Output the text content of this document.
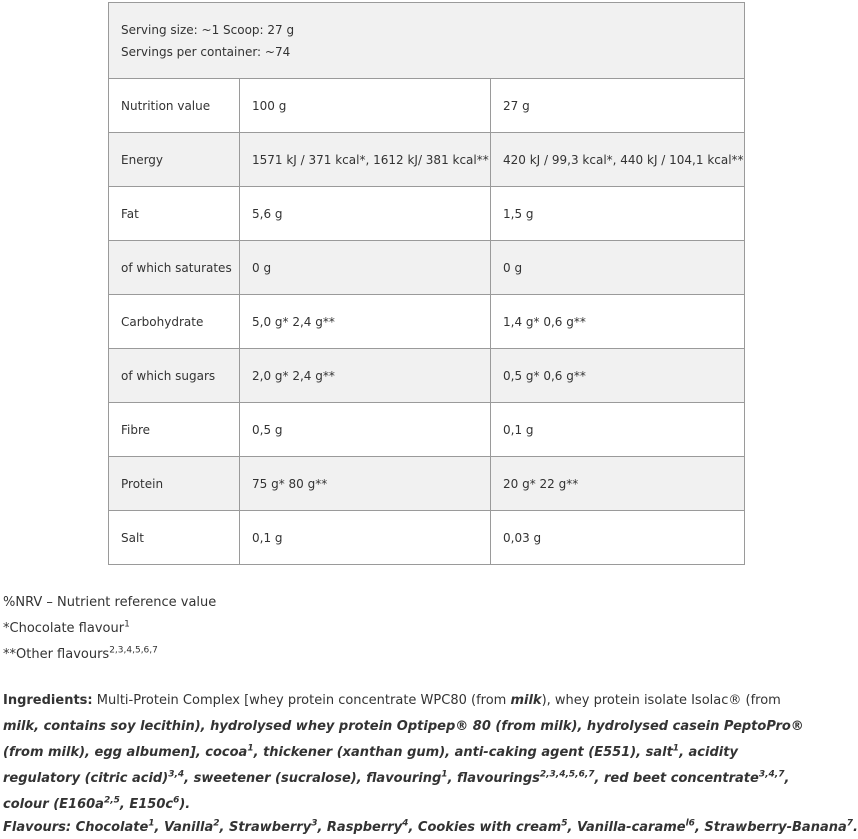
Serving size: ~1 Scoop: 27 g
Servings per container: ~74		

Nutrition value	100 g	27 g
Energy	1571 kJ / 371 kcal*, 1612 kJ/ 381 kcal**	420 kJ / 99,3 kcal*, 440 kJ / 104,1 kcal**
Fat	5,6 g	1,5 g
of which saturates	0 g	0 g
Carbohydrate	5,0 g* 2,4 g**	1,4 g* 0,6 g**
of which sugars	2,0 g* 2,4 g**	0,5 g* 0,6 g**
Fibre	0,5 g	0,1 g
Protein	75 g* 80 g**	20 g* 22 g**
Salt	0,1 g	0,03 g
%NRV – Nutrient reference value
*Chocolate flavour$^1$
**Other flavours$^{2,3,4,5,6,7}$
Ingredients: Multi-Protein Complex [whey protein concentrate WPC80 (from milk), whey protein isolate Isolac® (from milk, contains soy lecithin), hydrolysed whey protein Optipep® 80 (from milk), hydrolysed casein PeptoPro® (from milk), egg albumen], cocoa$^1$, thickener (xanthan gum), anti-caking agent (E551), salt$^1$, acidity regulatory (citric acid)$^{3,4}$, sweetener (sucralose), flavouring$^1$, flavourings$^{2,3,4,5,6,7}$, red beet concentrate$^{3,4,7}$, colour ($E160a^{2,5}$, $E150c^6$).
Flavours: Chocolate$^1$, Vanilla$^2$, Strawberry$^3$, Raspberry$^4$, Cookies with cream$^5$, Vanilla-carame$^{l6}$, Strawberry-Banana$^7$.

_Aim of the task_
Give the count of lines in the data above that hold the string "value", with no additional words.

_Answer for this exercise_
2